# [EXERCISE GOAL]
Copy out the data below line by line, changing nothing.

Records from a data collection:
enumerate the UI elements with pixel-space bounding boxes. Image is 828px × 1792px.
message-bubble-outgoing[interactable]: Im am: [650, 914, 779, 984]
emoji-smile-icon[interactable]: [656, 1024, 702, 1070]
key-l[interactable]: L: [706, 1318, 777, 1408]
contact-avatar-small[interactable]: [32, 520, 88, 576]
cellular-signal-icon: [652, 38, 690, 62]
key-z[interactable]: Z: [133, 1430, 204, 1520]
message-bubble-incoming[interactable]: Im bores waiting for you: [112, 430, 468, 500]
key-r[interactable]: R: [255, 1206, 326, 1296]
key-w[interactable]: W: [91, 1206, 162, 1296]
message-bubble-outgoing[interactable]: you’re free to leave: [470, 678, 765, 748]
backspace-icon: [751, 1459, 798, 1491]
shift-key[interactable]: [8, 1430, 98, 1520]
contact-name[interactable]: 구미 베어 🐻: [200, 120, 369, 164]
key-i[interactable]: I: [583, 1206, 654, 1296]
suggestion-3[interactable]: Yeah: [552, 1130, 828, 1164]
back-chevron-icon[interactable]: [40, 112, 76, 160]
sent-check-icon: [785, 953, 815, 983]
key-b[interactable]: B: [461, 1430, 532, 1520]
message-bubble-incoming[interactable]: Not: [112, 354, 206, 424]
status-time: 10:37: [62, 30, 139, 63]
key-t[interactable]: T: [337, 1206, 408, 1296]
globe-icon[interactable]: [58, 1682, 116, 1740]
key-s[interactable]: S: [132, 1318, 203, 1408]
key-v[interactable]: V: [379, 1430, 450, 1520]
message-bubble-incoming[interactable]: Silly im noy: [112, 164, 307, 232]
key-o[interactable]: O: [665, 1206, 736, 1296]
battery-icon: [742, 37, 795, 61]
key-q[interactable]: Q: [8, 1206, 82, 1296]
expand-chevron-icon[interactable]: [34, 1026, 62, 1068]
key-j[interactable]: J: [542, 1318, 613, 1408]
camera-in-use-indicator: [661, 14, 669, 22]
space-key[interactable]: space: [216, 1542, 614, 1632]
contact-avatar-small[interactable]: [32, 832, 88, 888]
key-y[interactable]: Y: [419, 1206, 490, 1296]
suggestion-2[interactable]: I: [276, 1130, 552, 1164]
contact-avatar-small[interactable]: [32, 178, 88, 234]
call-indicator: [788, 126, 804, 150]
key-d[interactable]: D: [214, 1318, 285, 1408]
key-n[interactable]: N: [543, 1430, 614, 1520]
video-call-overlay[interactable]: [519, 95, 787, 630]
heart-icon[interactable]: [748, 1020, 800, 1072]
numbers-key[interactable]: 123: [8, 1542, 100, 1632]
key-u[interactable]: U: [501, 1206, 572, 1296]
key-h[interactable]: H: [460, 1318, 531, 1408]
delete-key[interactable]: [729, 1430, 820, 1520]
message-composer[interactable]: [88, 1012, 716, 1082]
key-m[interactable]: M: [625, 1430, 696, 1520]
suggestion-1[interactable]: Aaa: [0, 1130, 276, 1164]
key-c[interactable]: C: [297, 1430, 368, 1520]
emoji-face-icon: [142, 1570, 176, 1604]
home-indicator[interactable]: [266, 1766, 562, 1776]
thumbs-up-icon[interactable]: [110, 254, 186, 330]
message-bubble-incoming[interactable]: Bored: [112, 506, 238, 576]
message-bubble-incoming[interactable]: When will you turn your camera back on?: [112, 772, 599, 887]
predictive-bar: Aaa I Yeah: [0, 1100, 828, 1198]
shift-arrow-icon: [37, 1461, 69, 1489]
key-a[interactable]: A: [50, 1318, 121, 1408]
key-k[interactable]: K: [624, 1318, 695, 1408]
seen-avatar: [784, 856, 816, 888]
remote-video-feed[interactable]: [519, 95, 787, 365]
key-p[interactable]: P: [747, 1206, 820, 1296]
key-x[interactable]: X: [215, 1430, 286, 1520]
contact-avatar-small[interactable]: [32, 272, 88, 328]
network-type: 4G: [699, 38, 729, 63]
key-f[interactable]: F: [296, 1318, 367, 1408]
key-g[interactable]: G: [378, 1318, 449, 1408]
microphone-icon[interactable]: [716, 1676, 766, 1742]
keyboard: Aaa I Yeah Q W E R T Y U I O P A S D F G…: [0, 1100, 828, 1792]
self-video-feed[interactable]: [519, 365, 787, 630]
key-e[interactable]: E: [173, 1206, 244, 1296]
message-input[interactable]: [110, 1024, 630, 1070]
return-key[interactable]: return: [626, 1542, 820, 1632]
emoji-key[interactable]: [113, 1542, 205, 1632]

# [EXERCISE RESULT]
enumerate the UI elements with pixel-space bounding boxes. Image is 828px × 1792px.
message-bubble-outgoing[interactable]: Im am: [650, 914, 779, 984]
emoji-smile-icon[interactable]: [656, 1024, 702, 1070]
key-l[interactable]: L: [706, 1318, 777, 1408]
contact-avatar-small[interactable]: [32, 520, 88, 576]
cellular-signal-icon: [652, 38, 690, 62]
key-z[interactable]: Z: [133, 1430, 204, 1520]
message-bubble-incoming[interactable]: Im bores waiting for you: [112, 430, 468, 500]
key-r[interactable]: R: [255, 1206, 326, 1296]
key-w[interactable]: W: [91, 1206, 162, 1296]
message-bubble-outgoing[interactable]: you’re free to leave: [470, 678, 765, 748]
backspace-icon: [751, 1459, 798, 1491]
shift-key[interactable]: [8, 1430, 98, 1520]
contact-name[interactable]: 구미 베어 🐻: [200, 120, 369, 164]
key-i[interactable]: I: [583, 1206, 654, 1296]
suggestion-3[interactable]: Yeah: [552, 1130, 828, 1164]
back-chevron-icon[interactable]: [40, 112, 76, 160]
sent-check-icon: [785, 953, 815, 983]
key-b[interactable]: B: [461, 1430, 532, 1520]
message-bubble-incoming[interactable]: Not: [112, 354, 206, 424]
status-time: 10:37: [62, 30, 139, 63]
key-t[interactable]: T: [337, 1206, 408, 1296]
globe-icon[interactable]: [58, 1682, 116, 1740]
key-s[interactable]: S: [132, 1318, 203, 1408]
key-v[interactable]: V: [379, 1430, 450, 1520]
message-bubble-incoming[interactable]: Silly im noy: [112, 164, 307, 232]
key-o[interactable]: O: [665, 1206, 736, 1296]
battery-icon: [742, 37, 795, 61]
key-q[interactable]: Q: [8, 1206, 82, 1296]
expand-chevron-icon[interactable]: [34, 1026, 62, 1068]
key-j[interactable]: J: [542, 1318, 613, 1408]
camera-in-use-indicator: [661, 14, 669, 22]
space-key[interactable]: space: [216, 1542, 614, 1632]
contact-avatar-small[interactable]: [32, 832, 88, 888]
key-y[interactable]: Y: [419, 1206, 490, 1296]
suggestion-2[interactable]: I: [276, 1130, 552, 1164]
contact-avatar-small[interactable]: [32, 178, 88, 234]
call-indicator: [788, 126, 804, 150]
key-d[interactable]: D: [214, 1318, 285, 1408]
key-n[interactable]: N: [543, 1430, 614, 1520]
video-call-overlay[interactable]: [519, 95, 787, 630]
heart-icon[interactable]: [748, 1020, 800, 1072]
numbers-key[interactable]: 123: [8, 1542, 100, 1632]
key-u[interactable]: U: [501, 1206, 572, 1296]
key-h[interactable]: H: [460, 1318, 531, 1408]
delete-key[interactable]: [729, 1430, 820, 1520]
message-composer[interactable]: [88, 1012, 716, 1082]
key-m[interactable]: M: [625, 1430, 696, 1520]
suggestion-1[interactable]: Aaa: [0, 1130, 276, 1164]
key-c[interactable]: C: [297, 1430, 368, 1520]
emoji-face-icon: [142, 1570, 176, 1604]
home-indicator[interactable]: [266, 1766, 562, 1776]
thumbs-up-icon[interactable]: [110, 254, 186, 330]
message-bubble-incoming[interactable]: Bored: [112, 506, 238, 576]
message-bubble-incoming[interactable]: When will you turn your camera back on?: [112, 772, 599, 887]
predictive-bar: Aaa I Yeah: [0, 1100, 828, 1198]
shift-arrow-icon: [37, 1461, 69, 1489]
key-a[interactable]: A: [50, 1318, 121, 1408]
key-k[interactable]: K: [624, 1318, 695, 1408]
seen-avatar: [784, 856, 816, 888]
remote-video-feed[interactable]: [519, 95, 787, 365]
key-p[interactable]: P: [747, 1206, 820, 1296]
key-x[interactable]: X: [215, 1430, 286, 1520]
contact-avatar-small[interactable]: [32, 272, 88, 328]
network-type: 4G: [699, 38, 729, 63]
key-f[interactable]: F: [296, 1318, 367, 1408]
key-g[interactable]: G: [378, 1318, 449, 1408]
microphone-icon[interactable]: [716, 1676, 766, 1742]
keyboard: Aaa I Yeah Q W E R T Y U I O P A S D F G…: [0, 1100, 828, 1792]
self-video-feed[interactable]: [519, 365, 787, 630]
key-e[interactable]: E: [173, 1206, 244, 1296]
message-input[interactable]: [110, 1024, 630, 1070]
return-key[interactable]: return: [626, 1542, 820, 1632]
emoji-key[interactable]: [113, 1542, 205, 1632]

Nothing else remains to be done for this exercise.